**WHAT THE EXERCISE ASKS**
From the entries that follow, extract each line holding the string "NICOLE".

━━━━━━

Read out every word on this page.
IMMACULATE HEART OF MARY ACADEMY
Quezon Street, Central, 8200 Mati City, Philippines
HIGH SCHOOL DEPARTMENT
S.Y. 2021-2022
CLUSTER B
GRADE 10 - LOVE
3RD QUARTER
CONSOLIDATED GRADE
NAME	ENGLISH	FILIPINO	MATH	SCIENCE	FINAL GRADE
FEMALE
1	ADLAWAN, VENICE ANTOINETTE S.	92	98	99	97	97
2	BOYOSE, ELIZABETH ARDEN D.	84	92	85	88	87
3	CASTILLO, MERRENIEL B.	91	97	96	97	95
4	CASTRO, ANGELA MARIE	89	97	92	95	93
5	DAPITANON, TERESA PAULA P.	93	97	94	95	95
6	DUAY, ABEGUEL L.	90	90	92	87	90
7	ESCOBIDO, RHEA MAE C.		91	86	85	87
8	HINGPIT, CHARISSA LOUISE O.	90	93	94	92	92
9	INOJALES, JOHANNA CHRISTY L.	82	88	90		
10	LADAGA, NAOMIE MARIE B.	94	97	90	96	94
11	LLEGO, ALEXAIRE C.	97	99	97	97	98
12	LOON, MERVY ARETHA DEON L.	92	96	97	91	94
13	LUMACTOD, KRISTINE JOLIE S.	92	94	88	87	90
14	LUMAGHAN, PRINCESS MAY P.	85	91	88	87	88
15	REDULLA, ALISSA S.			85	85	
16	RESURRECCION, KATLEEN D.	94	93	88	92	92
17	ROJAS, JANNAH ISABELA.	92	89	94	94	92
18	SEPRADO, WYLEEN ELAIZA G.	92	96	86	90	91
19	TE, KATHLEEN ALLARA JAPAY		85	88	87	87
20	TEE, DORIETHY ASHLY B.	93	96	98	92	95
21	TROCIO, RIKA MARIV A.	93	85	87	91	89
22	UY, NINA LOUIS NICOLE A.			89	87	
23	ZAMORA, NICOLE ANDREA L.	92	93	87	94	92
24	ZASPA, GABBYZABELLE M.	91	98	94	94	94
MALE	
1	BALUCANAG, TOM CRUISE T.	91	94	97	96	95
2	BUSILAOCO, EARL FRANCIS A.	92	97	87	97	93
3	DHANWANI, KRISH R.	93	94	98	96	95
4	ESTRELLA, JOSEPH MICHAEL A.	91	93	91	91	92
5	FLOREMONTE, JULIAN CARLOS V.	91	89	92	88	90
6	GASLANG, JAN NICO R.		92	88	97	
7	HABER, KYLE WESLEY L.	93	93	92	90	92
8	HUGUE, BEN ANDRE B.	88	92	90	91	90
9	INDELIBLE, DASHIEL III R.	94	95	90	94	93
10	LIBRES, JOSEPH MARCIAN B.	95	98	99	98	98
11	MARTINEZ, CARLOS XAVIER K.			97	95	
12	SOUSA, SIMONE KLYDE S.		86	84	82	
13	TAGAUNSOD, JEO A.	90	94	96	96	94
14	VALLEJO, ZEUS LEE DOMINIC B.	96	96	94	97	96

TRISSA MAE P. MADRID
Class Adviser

━━━━━━

**FINAL ANSWER**
22	UY, NINA LOUIS NICOLE A.			89	87	
23	ZAMORA, NICOLE ANDREA L.	92	93	87	94	92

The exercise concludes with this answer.